### [Data rows]
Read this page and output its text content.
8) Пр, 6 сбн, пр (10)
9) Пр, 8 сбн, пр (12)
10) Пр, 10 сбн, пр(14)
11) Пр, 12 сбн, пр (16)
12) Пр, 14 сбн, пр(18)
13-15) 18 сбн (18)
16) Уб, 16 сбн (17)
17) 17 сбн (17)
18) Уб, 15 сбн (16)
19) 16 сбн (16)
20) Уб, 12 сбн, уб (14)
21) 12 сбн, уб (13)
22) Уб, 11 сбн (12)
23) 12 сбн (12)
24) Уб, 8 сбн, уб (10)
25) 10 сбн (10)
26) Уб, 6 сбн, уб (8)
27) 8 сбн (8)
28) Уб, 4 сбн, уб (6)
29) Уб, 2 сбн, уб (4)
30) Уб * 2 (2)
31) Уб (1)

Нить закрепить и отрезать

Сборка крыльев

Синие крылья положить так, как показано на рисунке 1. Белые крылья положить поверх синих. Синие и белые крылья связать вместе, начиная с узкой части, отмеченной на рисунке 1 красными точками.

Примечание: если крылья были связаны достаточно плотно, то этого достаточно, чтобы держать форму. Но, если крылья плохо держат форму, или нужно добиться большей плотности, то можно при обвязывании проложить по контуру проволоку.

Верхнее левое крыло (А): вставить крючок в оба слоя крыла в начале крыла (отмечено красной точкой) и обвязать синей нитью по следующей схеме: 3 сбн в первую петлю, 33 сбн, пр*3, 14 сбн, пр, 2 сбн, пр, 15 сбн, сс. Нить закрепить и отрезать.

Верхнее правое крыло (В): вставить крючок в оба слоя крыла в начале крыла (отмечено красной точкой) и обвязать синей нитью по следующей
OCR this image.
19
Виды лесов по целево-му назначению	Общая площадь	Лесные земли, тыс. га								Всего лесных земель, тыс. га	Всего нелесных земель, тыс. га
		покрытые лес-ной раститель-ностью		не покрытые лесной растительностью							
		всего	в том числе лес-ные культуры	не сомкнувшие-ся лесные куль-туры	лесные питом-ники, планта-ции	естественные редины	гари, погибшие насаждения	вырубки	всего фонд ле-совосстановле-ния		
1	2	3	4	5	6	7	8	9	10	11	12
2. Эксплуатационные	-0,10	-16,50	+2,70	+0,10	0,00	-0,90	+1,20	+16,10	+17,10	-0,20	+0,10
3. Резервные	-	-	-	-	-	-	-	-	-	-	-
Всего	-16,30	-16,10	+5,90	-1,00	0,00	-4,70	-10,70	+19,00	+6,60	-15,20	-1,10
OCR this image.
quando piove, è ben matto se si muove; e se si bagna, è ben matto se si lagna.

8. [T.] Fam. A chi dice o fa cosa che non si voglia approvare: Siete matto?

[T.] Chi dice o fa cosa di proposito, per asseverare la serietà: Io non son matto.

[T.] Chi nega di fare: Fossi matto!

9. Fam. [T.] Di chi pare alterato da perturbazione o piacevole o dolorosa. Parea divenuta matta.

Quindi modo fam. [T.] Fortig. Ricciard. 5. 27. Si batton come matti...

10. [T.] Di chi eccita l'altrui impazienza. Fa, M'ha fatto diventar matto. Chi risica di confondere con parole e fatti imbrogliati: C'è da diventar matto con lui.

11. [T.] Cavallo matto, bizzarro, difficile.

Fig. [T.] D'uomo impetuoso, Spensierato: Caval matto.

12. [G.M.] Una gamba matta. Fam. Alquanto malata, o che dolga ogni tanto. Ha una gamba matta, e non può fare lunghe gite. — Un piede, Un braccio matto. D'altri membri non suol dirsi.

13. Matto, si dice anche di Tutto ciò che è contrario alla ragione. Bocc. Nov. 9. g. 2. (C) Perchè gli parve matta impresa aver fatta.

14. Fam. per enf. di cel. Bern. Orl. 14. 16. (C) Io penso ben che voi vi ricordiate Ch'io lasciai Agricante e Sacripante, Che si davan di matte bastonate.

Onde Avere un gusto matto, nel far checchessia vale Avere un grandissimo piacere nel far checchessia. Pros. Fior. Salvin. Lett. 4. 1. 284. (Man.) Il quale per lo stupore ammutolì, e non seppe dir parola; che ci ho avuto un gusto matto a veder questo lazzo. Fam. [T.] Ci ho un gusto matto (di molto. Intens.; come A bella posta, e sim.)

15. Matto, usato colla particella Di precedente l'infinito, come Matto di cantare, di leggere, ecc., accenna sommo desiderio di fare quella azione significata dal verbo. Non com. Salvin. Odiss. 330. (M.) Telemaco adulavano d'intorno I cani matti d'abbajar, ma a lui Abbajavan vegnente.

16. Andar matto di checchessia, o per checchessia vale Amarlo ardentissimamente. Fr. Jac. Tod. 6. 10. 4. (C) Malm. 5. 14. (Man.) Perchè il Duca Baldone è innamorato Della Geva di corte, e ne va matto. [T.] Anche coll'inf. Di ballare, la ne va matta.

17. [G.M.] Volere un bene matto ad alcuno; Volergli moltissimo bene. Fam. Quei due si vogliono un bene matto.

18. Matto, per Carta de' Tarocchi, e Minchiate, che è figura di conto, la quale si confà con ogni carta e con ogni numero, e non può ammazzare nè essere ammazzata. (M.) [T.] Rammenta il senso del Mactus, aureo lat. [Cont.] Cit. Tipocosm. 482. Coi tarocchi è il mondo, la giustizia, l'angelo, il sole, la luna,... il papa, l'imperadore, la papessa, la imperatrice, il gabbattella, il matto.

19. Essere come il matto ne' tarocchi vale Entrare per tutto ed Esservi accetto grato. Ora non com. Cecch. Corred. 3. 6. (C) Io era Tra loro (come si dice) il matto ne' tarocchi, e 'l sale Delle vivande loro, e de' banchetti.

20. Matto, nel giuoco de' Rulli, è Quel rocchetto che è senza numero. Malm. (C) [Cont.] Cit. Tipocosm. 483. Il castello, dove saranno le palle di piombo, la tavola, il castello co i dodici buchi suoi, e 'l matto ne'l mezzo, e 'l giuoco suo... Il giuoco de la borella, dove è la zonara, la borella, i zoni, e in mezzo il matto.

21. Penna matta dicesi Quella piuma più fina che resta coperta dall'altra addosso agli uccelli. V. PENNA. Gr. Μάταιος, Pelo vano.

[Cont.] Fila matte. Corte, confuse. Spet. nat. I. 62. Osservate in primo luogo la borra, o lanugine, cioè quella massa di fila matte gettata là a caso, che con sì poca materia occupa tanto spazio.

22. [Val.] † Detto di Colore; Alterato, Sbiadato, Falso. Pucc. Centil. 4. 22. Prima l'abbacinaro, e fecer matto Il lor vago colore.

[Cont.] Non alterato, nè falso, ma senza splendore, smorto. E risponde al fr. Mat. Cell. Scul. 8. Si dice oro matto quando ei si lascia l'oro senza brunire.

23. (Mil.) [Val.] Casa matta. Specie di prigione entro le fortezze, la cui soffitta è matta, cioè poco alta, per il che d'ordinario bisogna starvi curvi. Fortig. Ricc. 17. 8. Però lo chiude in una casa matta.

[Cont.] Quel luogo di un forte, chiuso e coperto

### [Exercise instructions]
In the records above, collect each line with "точкой".

### [Answer to this exercise]
Верхнее левое крыло (А): вставить крючок в оба слоя крыла в начале крыла (отмечено красной точкой) и обвязать синей нитью по следующей схеме: 3 сбн в первую петлю, 33 сбн, пр*3, 14 сбн, пр, 2 сбн, пр, 15 сбн, сс. Нить закрепить и отрезать.
Верхнее правое крыло (В): вставить крючок в оба слоя крыла в начале крыла (отмечено красной точкой) и обвязать синей нитью по следующей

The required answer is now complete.